[Extracted records]

# # # # #

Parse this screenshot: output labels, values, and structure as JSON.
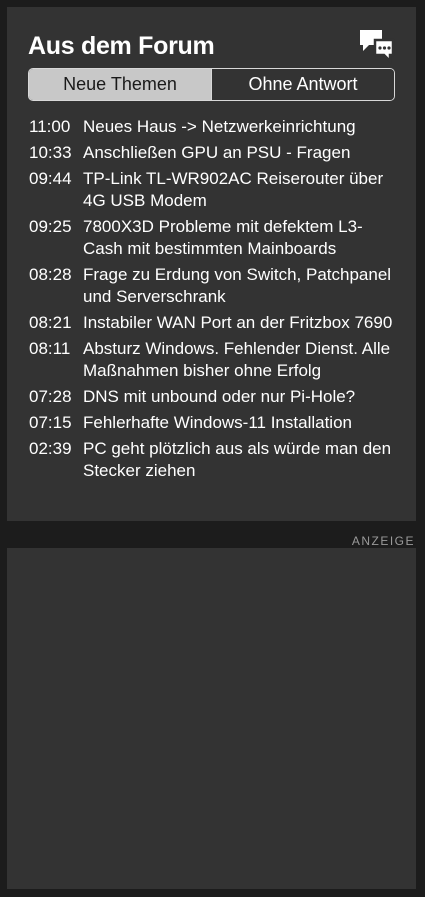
{
  "widget": {
    "title": "Aus dem Forum",
    "icon": "forum-chat-bubbles-icon",
    "tabs": [
      {
        "label": "Neue Themen",
        "active": true
      },
      {
        "label": "Ohne Antwort",
        "active": false
      }
    ],
    "topics": [
      {
        "time": "11:00",
        "title": "Neues Haus -> Netzwerkeinrichtung"
      },
      {
        "time": "10:33",
        "title": "Anschließen GPU an PSU - Fragen"
      },
      {
        "time": "09:44",
        "title": "TP-Link TL-WR902AC Reiserouter über 4G USB Modem"
      },
      {
        "time": "09:25",
        "title": "7800X3D Probleme mit defektem L3-Cash mit bestimmten Mainboards"
      },
      {
        "time": "08:28",
        "title": "Frage zu Erdung von Switch, Patchpanel und Serverschrank"
      },
      {
        "time": "08:21",
        "title": "Instabiler WAN Port an der Fritzbox 7690"
      },
      {
        "time": "08:11",
        "title": "Absturz Windows. Fehlender Dienst. Alle Maßnahmen bisher ohne Erfolg"
      },
      {
        "time": "07:28",
        "title": "DNS mit unbound oder nur Pi-Hole?"
      },
      {
        "time": "07:15",
        "title": "Fehlerhafte Windows-11 Installation"
      },
      {
        "time": "02:39",
        "title": "PC geht plötzlich aus als würde man den Stecker ziehen"
      }
    ]
  },
  "ad": {
    "label": "ANZEIGE"
  },
  "colors": {
    "page_bg": "#1c1c1c",
    "panel_bg": "#333333",
    "active_tab_bg": "#c8c8c8",
    "ad_label": "#9a9a9a"
  }
}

# # # # #

_Problem to work on_
Only the count is wanted: report how many lines of the material above hold the word "time".

_Answer below_
10